- _EXERCISE DETAILS_: Find the string "right" in the records. Copy every line it appears in.

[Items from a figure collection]
Begin

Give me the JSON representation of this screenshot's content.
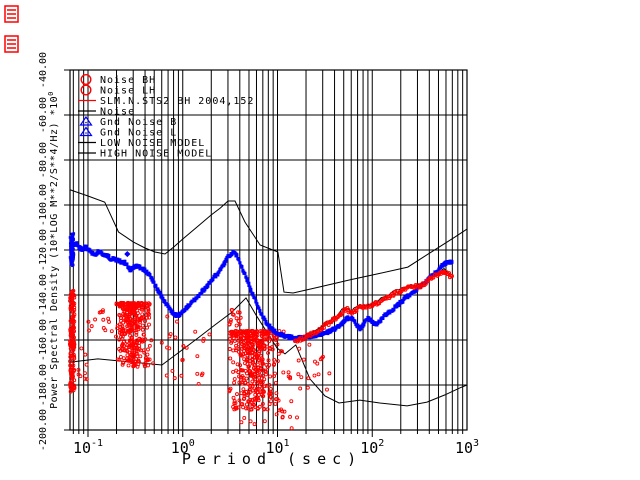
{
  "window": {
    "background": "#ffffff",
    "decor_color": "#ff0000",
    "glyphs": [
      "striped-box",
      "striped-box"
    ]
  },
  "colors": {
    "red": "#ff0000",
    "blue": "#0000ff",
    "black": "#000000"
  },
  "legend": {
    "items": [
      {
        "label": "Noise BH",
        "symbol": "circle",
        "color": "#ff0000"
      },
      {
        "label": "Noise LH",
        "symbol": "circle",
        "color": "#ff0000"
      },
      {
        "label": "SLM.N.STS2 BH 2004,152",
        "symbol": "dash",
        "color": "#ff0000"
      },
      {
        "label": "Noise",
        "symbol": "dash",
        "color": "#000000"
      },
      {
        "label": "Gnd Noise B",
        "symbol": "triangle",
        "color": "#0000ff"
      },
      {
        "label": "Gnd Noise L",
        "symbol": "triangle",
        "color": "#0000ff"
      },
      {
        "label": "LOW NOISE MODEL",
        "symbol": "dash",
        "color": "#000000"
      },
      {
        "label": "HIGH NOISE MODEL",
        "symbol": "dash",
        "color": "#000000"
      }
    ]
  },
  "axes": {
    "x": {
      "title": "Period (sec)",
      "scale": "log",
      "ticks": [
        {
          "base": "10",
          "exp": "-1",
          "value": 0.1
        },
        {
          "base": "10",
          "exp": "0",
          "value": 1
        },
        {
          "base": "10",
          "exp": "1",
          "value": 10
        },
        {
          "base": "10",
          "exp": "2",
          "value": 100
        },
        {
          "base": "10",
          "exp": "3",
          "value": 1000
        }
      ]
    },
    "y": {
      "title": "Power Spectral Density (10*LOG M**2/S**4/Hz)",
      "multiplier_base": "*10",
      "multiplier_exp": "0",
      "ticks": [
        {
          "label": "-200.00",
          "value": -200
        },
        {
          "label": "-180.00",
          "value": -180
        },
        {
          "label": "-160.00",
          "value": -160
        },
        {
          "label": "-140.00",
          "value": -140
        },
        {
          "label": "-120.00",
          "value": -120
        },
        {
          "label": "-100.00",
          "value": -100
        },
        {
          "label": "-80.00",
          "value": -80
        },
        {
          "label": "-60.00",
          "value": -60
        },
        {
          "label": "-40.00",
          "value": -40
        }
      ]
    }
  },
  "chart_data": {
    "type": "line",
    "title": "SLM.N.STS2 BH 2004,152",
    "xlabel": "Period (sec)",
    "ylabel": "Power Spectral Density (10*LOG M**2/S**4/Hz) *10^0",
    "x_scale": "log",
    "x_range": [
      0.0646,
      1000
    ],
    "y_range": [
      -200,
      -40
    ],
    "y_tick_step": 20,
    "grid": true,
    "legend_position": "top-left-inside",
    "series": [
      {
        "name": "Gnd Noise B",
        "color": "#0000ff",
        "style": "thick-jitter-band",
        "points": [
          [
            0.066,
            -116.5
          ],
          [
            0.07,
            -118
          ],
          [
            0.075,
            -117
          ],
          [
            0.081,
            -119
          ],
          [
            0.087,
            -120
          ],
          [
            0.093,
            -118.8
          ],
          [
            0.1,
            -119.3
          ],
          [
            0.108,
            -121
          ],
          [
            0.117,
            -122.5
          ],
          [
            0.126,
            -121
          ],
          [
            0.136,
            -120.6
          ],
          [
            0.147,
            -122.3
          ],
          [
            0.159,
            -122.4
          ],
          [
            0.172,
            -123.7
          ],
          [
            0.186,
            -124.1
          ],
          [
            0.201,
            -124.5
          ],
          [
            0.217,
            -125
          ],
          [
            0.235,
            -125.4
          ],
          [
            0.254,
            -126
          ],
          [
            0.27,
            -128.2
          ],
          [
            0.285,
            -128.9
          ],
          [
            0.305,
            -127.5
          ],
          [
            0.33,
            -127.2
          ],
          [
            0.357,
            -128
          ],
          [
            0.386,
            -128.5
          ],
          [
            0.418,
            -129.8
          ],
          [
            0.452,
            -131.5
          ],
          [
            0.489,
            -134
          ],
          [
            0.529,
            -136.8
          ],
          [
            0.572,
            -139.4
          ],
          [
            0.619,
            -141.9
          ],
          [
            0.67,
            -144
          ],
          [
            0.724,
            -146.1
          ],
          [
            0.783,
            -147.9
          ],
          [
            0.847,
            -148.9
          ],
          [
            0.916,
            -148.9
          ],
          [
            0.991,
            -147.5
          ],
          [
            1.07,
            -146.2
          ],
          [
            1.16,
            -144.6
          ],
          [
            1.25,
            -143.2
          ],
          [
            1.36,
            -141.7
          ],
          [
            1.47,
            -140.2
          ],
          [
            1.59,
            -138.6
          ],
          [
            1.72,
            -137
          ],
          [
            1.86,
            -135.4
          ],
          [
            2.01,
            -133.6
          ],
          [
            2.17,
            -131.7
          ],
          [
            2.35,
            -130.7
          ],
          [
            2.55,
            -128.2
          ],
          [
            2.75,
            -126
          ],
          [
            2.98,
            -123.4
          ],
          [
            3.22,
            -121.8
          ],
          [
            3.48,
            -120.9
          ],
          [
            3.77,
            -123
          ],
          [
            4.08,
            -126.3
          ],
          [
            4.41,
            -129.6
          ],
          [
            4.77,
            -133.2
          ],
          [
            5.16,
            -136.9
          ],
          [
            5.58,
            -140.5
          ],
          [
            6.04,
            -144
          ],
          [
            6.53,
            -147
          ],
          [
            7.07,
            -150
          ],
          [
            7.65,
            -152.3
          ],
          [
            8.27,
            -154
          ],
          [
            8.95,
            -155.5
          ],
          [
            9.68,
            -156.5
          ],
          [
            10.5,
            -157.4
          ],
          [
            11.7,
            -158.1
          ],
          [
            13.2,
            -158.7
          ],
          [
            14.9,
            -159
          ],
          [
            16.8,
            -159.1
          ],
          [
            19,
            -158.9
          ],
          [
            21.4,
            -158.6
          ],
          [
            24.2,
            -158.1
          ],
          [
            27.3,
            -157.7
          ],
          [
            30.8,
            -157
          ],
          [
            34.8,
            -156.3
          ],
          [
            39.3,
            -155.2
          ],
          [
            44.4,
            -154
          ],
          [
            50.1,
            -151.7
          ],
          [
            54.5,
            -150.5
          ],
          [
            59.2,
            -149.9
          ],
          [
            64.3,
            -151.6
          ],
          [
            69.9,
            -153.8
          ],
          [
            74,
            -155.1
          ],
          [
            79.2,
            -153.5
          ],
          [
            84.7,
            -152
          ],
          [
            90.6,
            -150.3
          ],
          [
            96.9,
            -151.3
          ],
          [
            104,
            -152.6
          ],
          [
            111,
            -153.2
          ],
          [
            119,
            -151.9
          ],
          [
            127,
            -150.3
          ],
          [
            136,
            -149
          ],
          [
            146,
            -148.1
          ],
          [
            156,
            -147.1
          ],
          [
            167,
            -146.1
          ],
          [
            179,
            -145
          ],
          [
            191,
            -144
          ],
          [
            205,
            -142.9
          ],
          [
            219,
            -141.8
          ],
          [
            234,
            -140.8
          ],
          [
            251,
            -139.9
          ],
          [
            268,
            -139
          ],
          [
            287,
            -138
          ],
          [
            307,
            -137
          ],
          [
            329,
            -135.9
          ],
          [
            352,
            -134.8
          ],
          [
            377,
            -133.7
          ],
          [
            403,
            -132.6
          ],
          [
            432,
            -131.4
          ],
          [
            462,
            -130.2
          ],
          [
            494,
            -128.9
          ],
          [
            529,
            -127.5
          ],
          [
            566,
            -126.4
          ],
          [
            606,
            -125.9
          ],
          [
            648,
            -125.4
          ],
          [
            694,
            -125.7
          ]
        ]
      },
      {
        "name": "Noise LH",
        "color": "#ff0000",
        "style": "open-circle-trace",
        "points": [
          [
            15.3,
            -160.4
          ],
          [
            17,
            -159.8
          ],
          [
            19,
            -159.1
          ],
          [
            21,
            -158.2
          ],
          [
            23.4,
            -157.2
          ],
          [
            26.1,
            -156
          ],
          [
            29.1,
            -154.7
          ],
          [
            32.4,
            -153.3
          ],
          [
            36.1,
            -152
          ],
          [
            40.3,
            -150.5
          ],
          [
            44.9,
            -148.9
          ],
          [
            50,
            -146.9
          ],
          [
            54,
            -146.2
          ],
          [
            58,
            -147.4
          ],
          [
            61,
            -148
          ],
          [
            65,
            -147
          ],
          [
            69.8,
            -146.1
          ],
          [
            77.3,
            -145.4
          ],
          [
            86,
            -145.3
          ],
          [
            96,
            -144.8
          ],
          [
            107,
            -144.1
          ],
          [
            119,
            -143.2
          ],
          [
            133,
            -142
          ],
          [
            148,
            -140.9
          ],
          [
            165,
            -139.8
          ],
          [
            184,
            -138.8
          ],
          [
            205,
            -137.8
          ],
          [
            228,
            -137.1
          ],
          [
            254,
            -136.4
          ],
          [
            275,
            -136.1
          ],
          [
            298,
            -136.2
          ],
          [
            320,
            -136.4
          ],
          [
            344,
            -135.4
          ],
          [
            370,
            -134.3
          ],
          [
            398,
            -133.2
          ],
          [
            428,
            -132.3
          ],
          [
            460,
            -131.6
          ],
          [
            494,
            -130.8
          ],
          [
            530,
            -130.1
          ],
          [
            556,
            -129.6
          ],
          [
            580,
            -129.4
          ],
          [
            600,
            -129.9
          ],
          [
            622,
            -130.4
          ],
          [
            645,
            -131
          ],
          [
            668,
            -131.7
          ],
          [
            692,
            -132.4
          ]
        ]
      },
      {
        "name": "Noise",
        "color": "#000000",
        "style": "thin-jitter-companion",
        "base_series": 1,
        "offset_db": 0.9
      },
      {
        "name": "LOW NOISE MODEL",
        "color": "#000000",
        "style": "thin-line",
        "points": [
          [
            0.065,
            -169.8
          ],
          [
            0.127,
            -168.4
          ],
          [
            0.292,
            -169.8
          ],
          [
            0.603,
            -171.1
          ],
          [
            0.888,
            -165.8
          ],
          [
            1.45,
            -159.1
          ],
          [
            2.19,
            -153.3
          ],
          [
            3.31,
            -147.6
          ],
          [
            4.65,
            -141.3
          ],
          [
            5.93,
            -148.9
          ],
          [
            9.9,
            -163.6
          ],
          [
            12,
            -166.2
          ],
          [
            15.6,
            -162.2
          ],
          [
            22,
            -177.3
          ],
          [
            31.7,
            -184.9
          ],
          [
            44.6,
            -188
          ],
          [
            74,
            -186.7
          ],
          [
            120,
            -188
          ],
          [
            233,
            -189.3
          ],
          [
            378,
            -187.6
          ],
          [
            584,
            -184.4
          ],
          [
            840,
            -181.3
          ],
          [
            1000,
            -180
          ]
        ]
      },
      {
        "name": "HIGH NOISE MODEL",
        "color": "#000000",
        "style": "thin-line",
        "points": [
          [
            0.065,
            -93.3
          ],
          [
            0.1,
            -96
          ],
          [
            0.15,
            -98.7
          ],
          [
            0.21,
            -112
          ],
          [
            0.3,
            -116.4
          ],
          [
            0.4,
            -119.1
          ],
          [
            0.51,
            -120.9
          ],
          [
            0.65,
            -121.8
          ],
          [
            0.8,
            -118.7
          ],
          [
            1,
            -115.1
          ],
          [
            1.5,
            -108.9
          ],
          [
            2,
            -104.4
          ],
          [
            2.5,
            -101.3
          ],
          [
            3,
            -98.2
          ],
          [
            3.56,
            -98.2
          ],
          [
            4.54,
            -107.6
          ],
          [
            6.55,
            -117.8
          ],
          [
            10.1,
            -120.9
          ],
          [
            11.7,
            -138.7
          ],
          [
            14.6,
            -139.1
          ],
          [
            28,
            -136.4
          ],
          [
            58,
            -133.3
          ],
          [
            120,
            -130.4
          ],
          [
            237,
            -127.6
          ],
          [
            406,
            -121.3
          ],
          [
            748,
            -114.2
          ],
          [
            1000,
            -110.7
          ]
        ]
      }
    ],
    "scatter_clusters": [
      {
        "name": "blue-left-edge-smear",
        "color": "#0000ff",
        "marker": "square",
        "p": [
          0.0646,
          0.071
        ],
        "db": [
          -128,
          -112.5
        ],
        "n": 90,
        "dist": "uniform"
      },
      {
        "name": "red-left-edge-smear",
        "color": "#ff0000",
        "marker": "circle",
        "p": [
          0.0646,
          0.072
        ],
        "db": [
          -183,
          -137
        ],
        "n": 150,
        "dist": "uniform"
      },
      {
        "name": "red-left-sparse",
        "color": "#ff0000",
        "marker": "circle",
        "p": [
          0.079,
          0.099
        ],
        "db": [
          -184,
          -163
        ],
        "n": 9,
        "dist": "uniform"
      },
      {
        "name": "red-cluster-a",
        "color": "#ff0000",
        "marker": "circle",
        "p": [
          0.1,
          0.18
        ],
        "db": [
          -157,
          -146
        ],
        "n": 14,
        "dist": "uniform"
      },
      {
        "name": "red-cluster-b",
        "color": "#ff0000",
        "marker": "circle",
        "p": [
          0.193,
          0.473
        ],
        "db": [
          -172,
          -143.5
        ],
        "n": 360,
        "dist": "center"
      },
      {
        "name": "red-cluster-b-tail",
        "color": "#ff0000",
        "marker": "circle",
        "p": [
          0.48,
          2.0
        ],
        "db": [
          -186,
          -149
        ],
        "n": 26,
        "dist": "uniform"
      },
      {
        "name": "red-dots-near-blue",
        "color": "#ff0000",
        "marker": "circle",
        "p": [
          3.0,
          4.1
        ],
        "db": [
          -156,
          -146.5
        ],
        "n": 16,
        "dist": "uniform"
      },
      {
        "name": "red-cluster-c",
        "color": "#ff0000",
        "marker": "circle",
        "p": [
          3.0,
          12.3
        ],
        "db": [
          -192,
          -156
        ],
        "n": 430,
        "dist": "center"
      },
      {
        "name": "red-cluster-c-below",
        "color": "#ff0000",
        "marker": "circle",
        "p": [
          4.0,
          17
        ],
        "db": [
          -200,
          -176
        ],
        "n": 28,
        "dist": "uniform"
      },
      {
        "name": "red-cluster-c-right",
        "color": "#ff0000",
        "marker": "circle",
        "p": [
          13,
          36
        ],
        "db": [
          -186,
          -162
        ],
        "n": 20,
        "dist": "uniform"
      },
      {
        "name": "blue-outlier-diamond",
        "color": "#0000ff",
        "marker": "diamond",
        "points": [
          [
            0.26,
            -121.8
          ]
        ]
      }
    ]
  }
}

End
Begin

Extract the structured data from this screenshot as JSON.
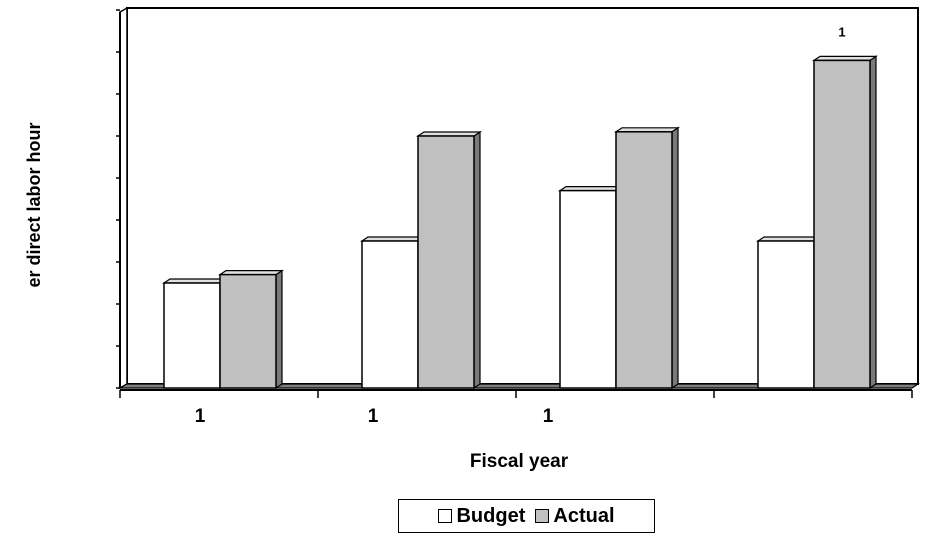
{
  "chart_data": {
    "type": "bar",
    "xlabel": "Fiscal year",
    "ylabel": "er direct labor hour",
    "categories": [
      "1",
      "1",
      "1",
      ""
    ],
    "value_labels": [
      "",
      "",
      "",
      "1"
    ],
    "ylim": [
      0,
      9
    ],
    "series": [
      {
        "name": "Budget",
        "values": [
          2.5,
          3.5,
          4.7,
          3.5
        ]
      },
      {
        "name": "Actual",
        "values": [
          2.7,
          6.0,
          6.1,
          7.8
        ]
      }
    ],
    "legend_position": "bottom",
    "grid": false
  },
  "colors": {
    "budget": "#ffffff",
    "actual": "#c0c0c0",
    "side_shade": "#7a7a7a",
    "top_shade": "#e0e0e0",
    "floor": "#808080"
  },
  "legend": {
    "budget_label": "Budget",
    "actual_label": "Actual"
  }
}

End
Begin

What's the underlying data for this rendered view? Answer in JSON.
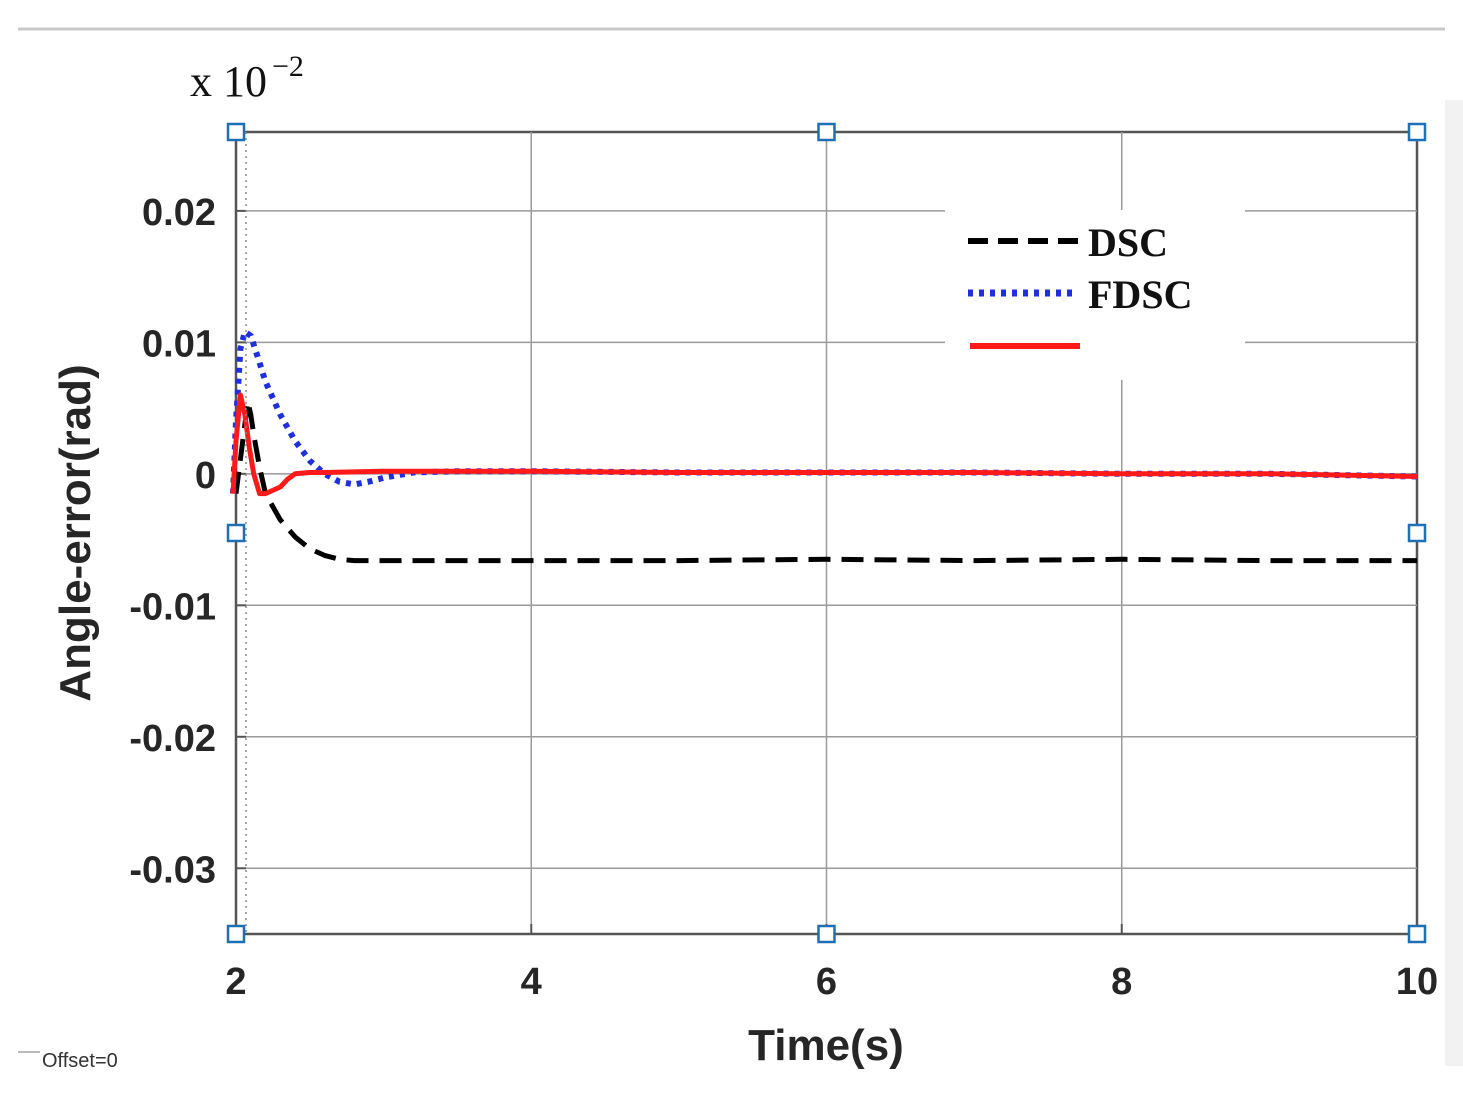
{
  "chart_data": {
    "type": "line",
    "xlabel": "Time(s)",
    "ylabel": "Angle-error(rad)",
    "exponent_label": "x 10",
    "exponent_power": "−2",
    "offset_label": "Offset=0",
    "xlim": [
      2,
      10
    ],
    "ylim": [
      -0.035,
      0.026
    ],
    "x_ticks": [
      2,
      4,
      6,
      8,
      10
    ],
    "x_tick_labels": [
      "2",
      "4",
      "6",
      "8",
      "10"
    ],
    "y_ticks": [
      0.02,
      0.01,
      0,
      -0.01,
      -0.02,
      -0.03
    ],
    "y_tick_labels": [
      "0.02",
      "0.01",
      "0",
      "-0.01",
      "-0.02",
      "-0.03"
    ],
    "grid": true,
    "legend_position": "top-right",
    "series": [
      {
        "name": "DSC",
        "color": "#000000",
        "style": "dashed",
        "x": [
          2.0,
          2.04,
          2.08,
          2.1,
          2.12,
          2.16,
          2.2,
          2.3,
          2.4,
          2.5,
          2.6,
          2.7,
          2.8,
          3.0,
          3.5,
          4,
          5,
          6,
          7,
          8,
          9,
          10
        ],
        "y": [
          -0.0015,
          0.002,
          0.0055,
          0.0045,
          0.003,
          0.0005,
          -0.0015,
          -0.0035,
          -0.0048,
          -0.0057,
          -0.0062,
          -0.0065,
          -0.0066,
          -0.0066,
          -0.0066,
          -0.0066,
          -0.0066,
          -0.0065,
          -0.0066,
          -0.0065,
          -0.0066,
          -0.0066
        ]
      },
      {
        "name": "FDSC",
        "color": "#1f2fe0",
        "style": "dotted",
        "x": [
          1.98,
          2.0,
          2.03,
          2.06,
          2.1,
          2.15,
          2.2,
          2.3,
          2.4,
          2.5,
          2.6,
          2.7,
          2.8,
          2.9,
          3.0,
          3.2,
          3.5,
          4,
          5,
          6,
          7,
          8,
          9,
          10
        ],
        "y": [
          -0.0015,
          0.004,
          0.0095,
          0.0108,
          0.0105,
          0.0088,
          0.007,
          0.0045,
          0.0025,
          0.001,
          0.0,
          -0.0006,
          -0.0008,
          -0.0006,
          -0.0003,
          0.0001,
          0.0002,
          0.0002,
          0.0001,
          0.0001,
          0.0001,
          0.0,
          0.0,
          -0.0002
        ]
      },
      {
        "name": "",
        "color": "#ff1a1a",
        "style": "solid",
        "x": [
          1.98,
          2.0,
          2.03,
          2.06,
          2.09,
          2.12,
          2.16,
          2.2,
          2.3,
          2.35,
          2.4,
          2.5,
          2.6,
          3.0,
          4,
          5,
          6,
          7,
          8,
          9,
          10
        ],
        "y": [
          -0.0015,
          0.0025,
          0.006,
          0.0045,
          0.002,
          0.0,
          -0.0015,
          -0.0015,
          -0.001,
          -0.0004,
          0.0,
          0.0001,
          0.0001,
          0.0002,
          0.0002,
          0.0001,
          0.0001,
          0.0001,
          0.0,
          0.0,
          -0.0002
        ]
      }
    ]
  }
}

End

- _IN RESPONSE_:
        "name": "red-cluster-c-right",
    "legend_position": "top-right",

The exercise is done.